**Data entries for graphics:**
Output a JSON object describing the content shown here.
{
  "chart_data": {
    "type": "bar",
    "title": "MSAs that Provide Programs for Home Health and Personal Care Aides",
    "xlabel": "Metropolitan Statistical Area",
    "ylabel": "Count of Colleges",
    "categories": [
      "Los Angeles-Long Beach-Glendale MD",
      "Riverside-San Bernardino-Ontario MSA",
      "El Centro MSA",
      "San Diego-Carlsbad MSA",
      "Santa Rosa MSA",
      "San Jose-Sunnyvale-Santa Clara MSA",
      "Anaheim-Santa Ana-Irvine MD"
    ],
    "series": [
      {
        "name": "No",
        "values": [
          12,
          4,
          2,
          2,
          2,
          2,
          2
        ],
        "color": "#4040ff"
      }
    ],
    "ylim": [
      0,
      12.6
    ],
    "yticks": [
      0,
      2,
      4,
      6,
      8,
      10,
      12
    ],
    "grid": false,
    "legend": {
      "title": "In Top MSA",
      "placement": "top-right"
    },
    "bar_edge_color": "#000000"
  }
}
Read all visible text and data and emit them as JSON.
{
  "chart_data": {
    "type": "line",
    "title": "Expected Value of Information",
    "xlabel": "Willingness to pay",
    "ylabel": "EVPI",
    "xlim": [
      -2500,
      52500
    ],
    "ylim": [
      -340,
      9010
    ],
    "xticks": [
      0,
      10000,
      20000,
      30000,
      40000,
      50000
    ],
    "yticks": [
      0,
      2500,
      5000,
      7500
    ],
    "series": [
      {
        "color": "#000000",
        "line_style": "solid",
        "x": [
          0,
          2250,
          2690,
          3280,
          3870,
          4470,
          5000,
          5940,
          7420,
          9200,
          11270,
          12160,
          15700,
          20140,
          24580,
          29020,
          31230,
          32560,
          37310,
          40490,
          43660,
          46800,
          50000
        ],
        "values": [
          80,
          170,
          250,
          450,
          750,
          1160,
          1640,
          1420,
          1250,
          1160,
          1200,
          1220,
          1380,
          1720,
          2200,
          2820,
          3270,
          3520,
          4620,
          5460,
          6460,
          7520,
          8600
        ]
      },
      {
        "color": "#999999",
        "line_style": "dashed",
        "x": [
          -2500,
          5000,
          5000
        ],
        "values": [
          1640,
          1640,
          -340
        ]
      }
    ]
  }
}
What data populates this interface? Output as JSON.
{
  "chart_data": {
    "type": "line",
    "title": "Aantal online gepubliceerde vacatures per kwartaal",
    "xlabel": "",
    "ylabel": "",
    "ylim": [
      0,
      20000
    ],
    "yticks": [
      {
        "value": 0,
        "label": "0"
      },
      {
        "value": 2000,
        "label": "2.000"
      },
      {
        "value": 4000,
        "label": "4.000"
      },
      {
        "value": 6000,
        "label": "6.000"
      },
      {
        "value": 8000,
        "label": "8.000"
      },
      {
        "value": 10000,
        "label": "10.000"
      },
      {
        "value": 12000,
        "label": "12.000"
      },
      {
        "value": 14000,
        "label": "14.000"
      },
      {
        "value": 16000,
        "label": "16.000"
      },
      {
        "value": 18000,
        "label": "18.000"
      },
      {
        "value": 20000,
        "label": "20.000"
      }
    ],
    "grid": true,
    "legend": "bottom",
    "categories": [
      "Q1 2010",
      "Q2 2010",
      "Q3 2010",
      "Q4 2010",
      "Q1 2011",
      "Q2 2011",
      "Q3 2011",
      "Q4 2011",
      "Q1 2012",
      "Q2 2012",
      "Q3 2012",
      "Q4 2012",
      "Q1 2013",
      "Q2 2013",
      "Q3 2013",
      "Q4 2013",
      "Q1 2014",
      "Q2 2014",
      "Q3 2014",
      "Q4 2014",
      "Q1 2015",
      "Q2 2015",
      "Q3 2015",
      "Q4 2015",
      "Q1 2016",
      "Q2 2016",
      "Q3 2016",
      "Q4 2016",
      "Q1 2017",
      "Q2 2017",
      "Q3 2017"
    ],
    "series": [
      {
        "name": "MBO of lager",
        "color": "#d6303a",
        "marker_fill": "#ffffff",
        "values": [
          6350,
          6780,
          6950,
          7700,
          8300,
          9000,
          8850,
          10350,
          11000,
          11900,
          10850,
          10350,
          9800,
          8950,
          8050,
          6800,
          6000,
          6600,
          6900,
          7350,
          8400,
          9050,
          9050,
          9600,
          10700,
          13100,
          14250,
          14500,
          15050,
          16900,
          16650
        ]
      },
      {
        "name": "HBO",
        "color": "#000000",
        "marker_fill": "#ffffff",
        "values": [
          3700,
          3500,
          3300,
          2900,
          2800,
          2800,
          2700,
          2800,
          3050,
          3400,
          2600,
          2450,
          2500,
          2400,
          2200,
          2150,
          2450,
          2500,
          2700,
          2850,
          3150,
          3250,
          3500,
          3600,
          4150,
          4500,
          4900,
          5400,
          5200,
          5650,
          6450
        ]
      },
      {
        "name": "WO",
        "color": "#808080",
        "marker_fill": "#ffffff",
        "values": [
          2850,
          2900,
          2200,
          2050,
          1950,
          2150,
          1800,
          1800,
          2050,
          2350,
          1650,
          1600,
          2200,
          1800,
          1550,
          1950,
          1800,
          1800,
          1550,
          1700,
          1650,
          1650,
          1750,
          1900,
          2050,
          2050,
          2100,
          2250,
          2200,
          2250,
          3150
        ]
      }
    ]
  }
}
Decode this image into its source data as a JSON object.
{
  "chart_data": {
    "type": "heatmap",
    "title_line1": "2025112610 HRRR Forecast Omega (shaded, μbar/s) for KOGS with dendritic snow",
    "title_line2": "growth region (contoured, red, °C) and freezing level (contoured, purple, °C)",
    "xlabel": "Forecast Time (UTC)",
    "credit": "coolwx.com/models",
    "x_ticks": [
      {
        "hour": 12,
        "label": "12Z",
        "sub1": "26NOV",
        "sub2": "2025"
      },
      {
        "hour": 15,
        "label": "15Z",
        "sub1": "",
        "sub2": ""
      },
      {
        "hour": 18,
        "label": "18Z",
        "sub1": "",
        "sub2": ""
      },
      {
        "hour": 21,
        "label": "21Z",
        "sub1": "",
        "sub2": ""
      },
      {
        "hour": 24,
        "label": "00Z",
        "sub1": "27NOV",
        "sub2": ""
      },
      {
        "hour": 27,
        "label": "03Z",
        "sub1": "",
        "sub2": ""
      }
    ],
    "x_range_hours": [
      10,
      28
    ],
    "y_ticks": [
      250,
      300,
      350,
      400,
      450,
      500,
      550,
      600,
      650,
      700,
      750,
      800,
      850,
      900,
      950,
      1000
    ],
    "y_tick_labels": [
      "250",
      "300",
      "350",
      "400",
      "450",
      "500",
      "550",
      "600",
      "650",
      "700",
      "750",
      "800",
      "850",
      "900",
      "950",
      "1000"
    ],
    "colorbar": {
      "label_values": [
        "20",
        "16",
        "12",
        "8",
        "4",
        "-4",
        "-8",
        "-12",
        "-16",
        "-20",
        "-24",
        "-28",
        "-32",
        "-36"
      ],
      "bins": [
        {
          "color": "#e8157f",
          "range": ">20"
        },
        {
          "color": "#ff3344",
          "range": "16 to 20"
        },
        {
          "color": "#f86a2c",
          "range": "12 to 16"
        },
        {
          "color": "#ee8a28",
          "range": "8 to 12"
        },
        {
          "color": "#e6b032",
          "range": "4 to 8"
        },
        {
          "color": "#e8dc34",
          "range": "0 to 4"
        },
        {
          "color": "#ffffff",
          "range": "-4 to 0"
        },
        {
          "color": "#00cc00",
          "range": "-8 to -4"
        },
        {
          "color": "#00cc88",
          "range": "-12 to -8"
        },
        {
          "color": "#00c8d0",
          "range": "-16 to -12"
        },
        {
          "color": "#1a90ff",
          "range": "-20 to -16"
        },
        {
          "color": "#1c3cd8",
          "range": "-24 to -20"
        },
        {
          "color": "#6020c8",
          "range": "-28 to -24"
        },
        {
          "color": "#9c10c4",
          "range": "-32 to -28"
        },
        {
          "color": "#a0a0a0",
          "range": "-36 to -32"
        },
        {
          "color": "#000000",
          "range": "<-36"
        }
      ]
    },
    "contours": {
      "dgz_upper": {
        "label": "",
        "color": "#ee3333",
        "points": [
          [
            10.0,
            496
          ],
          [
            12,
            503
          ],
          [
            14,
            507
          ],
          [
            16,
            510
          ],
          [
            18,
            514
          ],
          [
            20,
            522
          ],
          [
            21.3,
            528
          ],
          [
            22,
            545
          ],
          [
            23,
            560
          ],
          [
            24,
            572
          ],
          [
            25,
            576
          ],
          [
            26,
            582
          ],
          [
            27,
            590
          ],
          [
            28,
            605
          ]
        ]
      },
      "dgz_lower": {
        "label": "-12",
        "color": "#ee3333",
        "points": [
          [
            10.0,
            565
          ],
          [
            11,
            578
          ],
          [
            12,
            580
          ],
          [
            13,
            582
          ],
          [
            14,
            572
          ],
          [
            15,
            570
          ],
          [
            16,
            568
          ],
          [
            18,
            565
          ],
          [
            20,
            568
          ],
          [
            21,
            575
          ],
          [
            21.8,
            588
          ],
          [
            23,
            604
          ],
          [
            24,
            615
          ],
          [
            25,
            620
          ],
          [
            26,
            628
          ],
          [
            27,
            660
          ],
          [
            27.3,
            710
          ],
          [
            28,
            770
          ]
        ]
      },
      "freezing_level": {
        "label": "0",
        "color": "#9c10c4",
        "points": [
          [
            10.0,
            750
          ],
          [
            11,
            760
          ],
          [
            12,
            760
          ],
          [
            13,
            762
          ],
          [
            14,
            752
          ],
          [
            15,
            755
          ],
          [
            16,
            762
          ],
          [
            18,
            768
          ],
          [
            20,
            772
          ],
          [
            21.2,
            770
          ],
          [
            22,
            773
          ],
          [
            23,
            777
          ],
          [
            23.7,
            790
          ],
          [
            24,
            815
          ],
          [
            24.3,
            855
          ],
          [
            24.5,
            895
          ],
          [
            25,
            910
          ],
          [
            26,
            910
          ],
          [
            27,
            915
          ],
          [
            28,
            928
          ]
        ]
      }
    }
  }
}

**Task details:**
Give the number of lines in the entries that include the string "Santa", and nothing more.

**Written answer:**
3